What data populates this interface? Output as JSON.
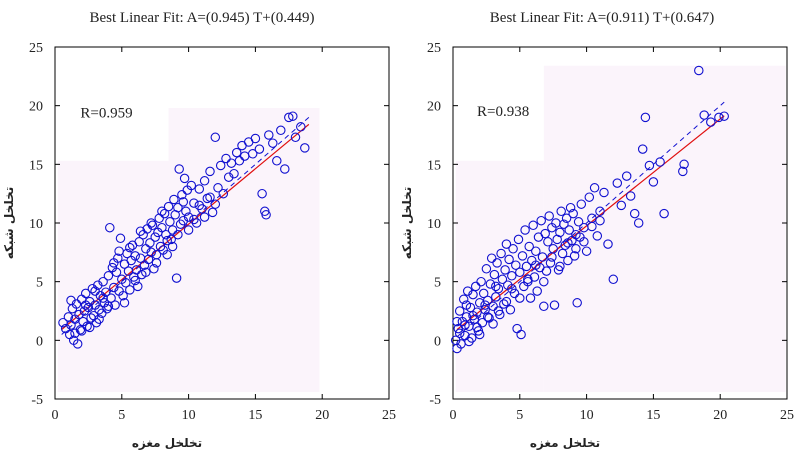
{
  "colors": {
    "marker": "#1010d0",
    "fit_line": "#e01010",
    "ideal_line": "#1010d0",
    "plot_bg": "#fbf4fb"
  },
  "chart_data": [
    {
      "type": "scatter",
      "title": "Best Linear Fit: A=(0.945) T+(0.449)",
      "xlabel": "تخلخل مغزه",
      "ylabel": "تخلخل شبکه",
      "xlim": [
        0,
        25
      ],
      "ylim": [
        -5,
        25
      ],
      "xticks": [
        0,
        5,
        10,
        15,
        20,
        25
      ],
      "yticks": [
        -5,
        0,
        5,
        10,
        15,
        20,
        25
      ],
      "r_label": "R=0.959",
      "fit": {
        "slope": 0.945,
        "intercept": 0.449,
        "x_range": [
          0.5,
          19
        ]
      },
      "ideal": {
        "x_range": [
          0.5,
          19
        ]
      },
      "marker_label": "data-point",
      "points": [
        [
          0.6,
          1.5
        ],
        [
          0.8,
          1.0
        ],
        [
          1.0,
          2.0
        ],
        [
          1.1,
          0.5
        ],
        [
          1.2,
          1.3
        ],
        [
          1.3,
          2.7
        ],
        [
          1.4,
          0.0
        ],
        [
          1.5,
          1.8
        ],
        [
          1.6,
          3.1
        ],
        [
          1.7,
          -0.3
        ],
        [
          1.8,
          2.2
        ],
        [
          1.9,
          0.9
        ],
        [
          2.0,
          3.5
        ],
        [
          2.1,
          1.6
        ],
        [
          2.2,
          2.5
        ],
        [
          2.3,
          4.0
        ],
        [
          2.4,
          1.2
        ],
        [
          2.5,
          2.8
        ],
        [
          2.6,
          3.3
        ],
        [
          2.7,
          1.9
        ],
        [
          2.8,
          4.4
        ],
        [
          2.9,
          2.1
        ],
        [
          3.0,
          3.0
        ],
        [
          3.1,
          1.5
        ],
        [
          3.2,
          4.7
        ],
        [
          3.3,
          2.6
        ],
        [
          3.4,
          3.8
        ],
        [
          3.5,
          2.3
        ],
        [
          3.6,
          5.0
        ],
        [
          3.7,
          3.2
        ],
        [
          3.8,
          4.1
        ],
        [
          3.9,
          2.7
        ],
        [
          4.0,
          5.5
        ],
        [
          4.1,
          9.6
        ],
        [
          4.2,
          3.6
        ],
        [
          4.3,
          6.2
        ],
        [
          4.4,
          4.5
        ],
        [
          4.5,
          3.0
        ],
        [
          4.6,
          5.8
        ],
        [
          4.7,
          7.0
        ],
        [
          4.8,
          4.2
        ],
        [
          4.9,
          8.7
        ],
        [
          5.0,
          5.2
        ],
        [
          5.1,
          3.8
        ],
        [
          5.2,
          6.5
        ],
        [
          5.3,
          4.9
        ],
        [
          5.4,
          7.4
        ],
        [
          5.5,
          5.9
        ],
        [
          5.6,
          4.3
        ],
        [
          5.7,
          6.8
        ],
        [
          5.8,
          8.1
        ],
        [
          5.9,
          5.4
        ],
        [
          6.0,
          7.2
        ],
        [
          6.1,
          6.0
        ],
        [
          6.2,
          4.6
        ],
        [
          6.3,
          8.4
        ],
        [
          6.4,
          7.0
        ],
        [
          6.5,
          5.6
        ],
        [
          6.6,
          9.0
        ],
        [
          6.7,
          6.4
        ],
        [
          6.8,
          7.8
        ],
        [
          6.9,
          9.5
        ],
        [
          7.0,
          6.9
        ],
        [
          7.1,
          8.3
        ],
        [
          7.2,
          7.5
        ],
        [
          7.3,
          9.8
        ],
        [
          7.4,
          6.1
        ],
        [
          7.5,
          8.8
        ],
        [
          7.6,
          7.3
        ],
        [
          7.7,
          9.2
        ],
        [
          7.8,
          10.4
        ],
        [
          7.9,
          8.0
        ],
        [
          8.0,
          9.6
        ],
        [
          8.1,
          7.7
        ],
        [
          8.2,
          10.8
        ],
        [
          8.3,
          9.0
        ],
        [
          8.4,
          8.5
        ],
        [
          8.5,
          11.4
        ],
        [
          8.6,
          10.1
        ],
        [
          8.7,
          8.6
        ],
        [
          8.8,
          9.4
        ],
        [
          8.9,
          12.0
        ],
        [
          9.0,
          10.7
        ],
        [
          9.1,
          5.3
        ],
        [
          9.2,
          11.3
        ],
        [
          9.3,
          14.6
        ],
        [
          9.4,
          9.9
        ],
        [
          9.5,
          12.4
        ],
        [
          9.6,
          10.2
        ],
        [
          9.7,
          13.8
        ],
        [
          9.8,
          11.0
        ],
        [
          9.9,
          12.8
        ],
        [
          10.0,
          10.5
        ],
        [
          10.2,
          13.2
        ],
        [
          10.4,
          11.7
        ],
        [
          10.6,
          10.0
        ],
        [
          10.8,
          12.9
        ],
        [
          11.0,
          11.2
        ],
        [
          11.2,
          13.6
        ],
        [
          11.4,
          12.1
        ],
        [
          11.6,
          14.4
        ],
        [
          11.8,
          10.9
        ],
        [
          12.0,
          17.3
        ],
        [
          12.2,
          13.0
        ],
        [
          12.4,
          14.9
        ],
        [
          12.6,
          12.5
        ],
        [
          12.8,
          15.5
        ],
        [
          13.0,
          13.9
        ],
        [
          13.2,
          15.1
        ],
        [
          13.4,
          14.2
        ],
        [
          13.6,
          16.0
        ],
        [
          13.8,
          15.3
        ],
        [
          14.0,
          16.6
        ],
        [
          14.2,
          15.7
        ],
        [
          14.5,
          16.9
        ],
        [
          14.8,
          15.9
        ],
        [
          15.0,
          17.2
        ],
        [
          15.3,
          16.3
        ],
        [
          15.5,
          12.5
        ],
        [
          15.7,
          11.0
        ],
        [
          15.8,
          10.7
        ],
        [
          16.0,
          17.5
        ],
        [
          16.3,
          16.8
        ],
        [
          16.6,
          15.3
        ],
        [
          16.9,
          17.9
        ],
        [
          17.2,
          14.6
        ],
        [
          17.5,
          19.0
        ],
        [
          17.8,
          19.1
        ],
        [
          18.0,
          17.3
        ],
        [
          18.4,
          18.2
        ],
        [
          18.7,
          16.4
        ],
        [
          1.2,
          3.4
        ],
        [
          1.5,
          0.6
        ],
        [
          2.0,
          0.8
        ],
        [
          2.3,
          3.0
        ],
        [
          2.6,
          1.1
        ],
        [
          3.0,
          4.2
        ],
        [
          3.3,
          1.8
        ],
        [
          3.6,
          3.6
        ],
        [
          4.0,
          2.9
        ],
        [
          4.4,
          6.6
        ],
        [
          4.8,
          7.6
        ],
        [
          5.2,
          3.2
        ],
        [
          5.6,
          7.9
        ],
        [
          6.0,
          5.1
        ],
        [
          6.4,
          9.3
        ],
        [
          6.8,
          5.8
        ],
        [
          7.2,
          10.0
        ],
        [
          7.6,
          6.6
        ],
        [
          8.0,
          11.0
        ],
        [
          8.4,
          7.3
        ],
        [
          8.8,
          8.0
        ],
        [
          9.2,
          9.0
        ],
        [
          9.6,
          11.8
        ],
        [
          10.0,
          9.4
        ],
        [
          10.4,
          10.3
        ],
        [
          10.8,
          11.5
        ],
        [
          11.2,
          10.5
        ],
        [
          11.6,
          12.2
        ],
        [
          12.0,
          11.6
        ]
      ]
    },
    {
      "type": "scatter",
      "title": "Best Linear Fit: A=(0.911) T+(0.647)",
      "xlabel": "تخلخل مغزه",
      "ylabel": "تخلخل شبکه",
      "xlim": [
        0,
        25
      ],
      "ylim": [
        -5,
        25
      ],
      "xticks": [
        0,
        5,
        10,
        15,
        20,
        25
      ],
      "yticks": [
        -5,
        0,
        5,
        10,
        15,
        20,
        25
      ],
      "r_label": "R=0.938",
      "fit": {
        "slope": 0.911,
        "intercept": 0.647,
        "x_range": [
          0.3,
          20.3
        ]
      },
      "ideal": {
        "x_range": [
          0.3,
          20.3
        ]
      },
      "marker_label": "data-point",
      "points": [
        [
          0.2,
          0.0
        ],
        [
          0.3,
          -0.7
        ],
        [
          0.4,
          1.0
        ],
        [
          0.5,
          2.5
        ],
        [
          0.6,
          -0.3
        ],
        [
          0.7,
          1.6
        ],
        [
          0.8,
          3.5
        ],
        [
          0.9,
          0.4
        ],
        [
          1.0,
          2.0
        ],
        [
          1.1,
          4.2
        ],
        [
          1.2,
          1.2
        ],
        [
          1.3,
          2.8
        ],
        [
          1.4,
          0.2
        ],
        [
          1.5,
          3.9
        ],
        [
          1.6,
          1.8
        ],
        [
          1.7,
          4.6
        ],
        [
          1.8,
          2.4
        ],
        [
          1.9,
          0.8
        ],
        [
          2.0,
          3.2
        ],
        [
          2.1,
          5.0
        ],
        [
          2.2,
          1.5
        ],
        [
          2.3,
          4.0
        ],
        [
          2.4,
          2.6
        ],
        [
          2.5,
          6.1
        ],
        [
          2.6,
          3.4
        ],
        [
          2.7,
          1.9
        ],
        [
          2.8,
          4.8
        ],
        [
          2.9,
          7.0
        ],
        [
          3.0,
          2.9
        ],
        [
          3.1,
          5.6
        ],
        [
          3.2,
          3.7
        ],
        [
          3.3,
          6.6
        ],
        [
          3.4,
          4.4
        ],
        [
          3.5,
          2.2
        ],
        [
          3.6,
          7.4
        ],
        [
          3.7,
          5.2
        ],
        [
          3.8,
          3.1
        ],
        [
          3.9,
          6.0
        ],
        [
          4.0,
          8.2
        ],
        [
          4.1,
          4.7
        ],
        [
          4.2,
          6.9
        ],
        [
          4.3,
          2.6
        ],
        [
          4.4,
          5.5
        ],
        [
          4.5,
          7.8
        ],
        [
          4.6,
          4.0
        ],
        [
          4.7,
          6.4
        ],
        [
          4.8,
          1.0
        ],
        [
          4.9,
          8.6
        ],
        [
          5.0,
          5.8
        ],
        [
          5.1,
          0.5
        ],
        [
          5.2,
          7.2
        ],
        [
          5.3,
          4.6
        ],
        [
          5.4,
          9.4
        ],
        [
          5.5,
          6.3
        ],
        [
          5.6,
          5.0
        ],
        [
          5.7,
          8.0
        ],
        [
          5.8,
          3.6
        ],
        [
          5.9,
          6.8
        ],
        [
          6.0,
          9.8
        ],
        [
          6.1,
          5.4
        ],
        [
          6.2,
          7.6
        ],
        [
          6.3,
          4.2
        ],
        [
          6.4,
          8.8
        ],
        [
          6.5,
          6.2
        ],
        [
          6.6,
          10.2
        ],
        [
          6.7,
          7.1
        ],
        [
          6.8,
          2.9
        ],
        [
          6.9,
          9.1
        ],
        [
          7.0,
          5.9
        ],
        [
          7.1,
          8.4
        ],
        [
          7.2,
          10.6
        ],
        [
          7.3,
          6.6
        ],
        [
          7.4,
          9.6
        ],
        [
          7.5,
          7.8
        ],
        [
          7.6,
          3.0
        ],
        [
          7.7,
          10.0
        ],
        [
          7.8,
          8.6
        ],
        [
          7.9,
          6.0
        ],
        [
          8.0,
          9.2
        ],
        [
          8.1,
          11.0
        ],
        [
          8.2,
          7.4
        ],
        [
          8.3,
          9.9
        ],
        [
          8.4,
          8.1
        ],
        [
          8.5,
          10.4
        ],
        [
          8.6,
          6.8
        ],
        [
          8.7,
          9.4
        ],
        [
          8.8,
          11.3
        ],
        [
          8.9,
          8.5
        ],
        [
          9.0,
          10.8
        ],
        [
          9.1,
          7.2
        ],
        [
          9.2,
          9.0
        ],
        [
          9.3,
          3.2
        ],
        [
          9.4,
          10.1
        ],
        [
          9.5,
          8.8
        ],
        [
          9.6,
          11.6
        ],
        [
          9.8,
          9.6
        ],
        [
          10.0,
          7.6
        ],
        [
          10.2,
          12.2
        ],
        [
          10.4,
          10.4
        ],
        [
          10.6,
          13.0
        ],
        [
          10.8,
          8.9
        ],
        [
          11.0,
          11.0
        ],
        [
          11.3,
          12.6
        ],
        [
          11.6,
          8.2
        ],
        [
          12.0,
          5.2
        ],
        [
          12.3,
          13.4
        ],
        [
          12.6,
          11.5
        ],
        [
          13.0,
          14.0
        ],
        [
          13.3,
          12.3
        ],
        [
          13.6,
          10.8
        ],
        [
          13.9,
          10.0
        ],
        [
          14.2,
          16.3
        ],
        [
          14.4,
          19.0
        ],
        [
          14.7,
          14.9
        ],
        [
          15.0,
          13.5
        ],
        [
          15.5,
          15.2
        ],
        [
          15.8,
          10.8
        ],
        [
          17.2,
          14.4
        ],
        [
          17.3,
          15.0
        ],
        [
          18.4,
          23.0
        ],
        [
          18.8,
          19.2
        ],
        [
          19.3,
          18.6
        ],
        [
          19.9,
          19.0
        ],
        [
          20.3,
          19.1
        ],
        [
          0.5,
          0.6
        ],
        [
          0.9,
          1.3
        ],
        [
          1.2,
          -0.1
        ],
        [
          1.5,
          2.1
        ],
        [
          2.0,
          0.5
        ],
        [
          2.4,
          3.0
        ],
        [
          3.0,
          1.4
        ],
        [
          3.4,
          2.5
        ],
        [
          4.0,
          3.3
        ],
        [
          4.4,
          4.4
        ],
        [
          5.0,
          3.6
        ],
        [
          5.6,
          5.2
        ],
        [
          6.2,
          6.4
        ],
        [
          6.8,
          5.0
        ],
        [
          7.4,
          7.1
        ],
        [
          8.0,
          6.3
        ],
        [
          8.6,
          8.3
        ],
        [
          9.2,
          7.8
        ],
        [
          9.8,
          8.4
        ],
        [
          10.4,
          9.7
        ],
        [
          11.0,
          10.2
        ],
        [
          0.3,
          1.6
        ],
        [
          1.0,
          3.0
        ],
        [
          1.8,
          1.1
        ],
        [
          2.6,
          2.0
        ],
        [
          3.2,
          4.6
        ]
      ]
    }
  ]
}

——————

Objective -> Go over the data above and copy every line that has the word "Linear" in it.

Solution ->
      "title": "Best Linear Fit: A=(0.945) T+(0.449)",
      "title": "Best Linear Fit: A=(0.911) T+(0.647)",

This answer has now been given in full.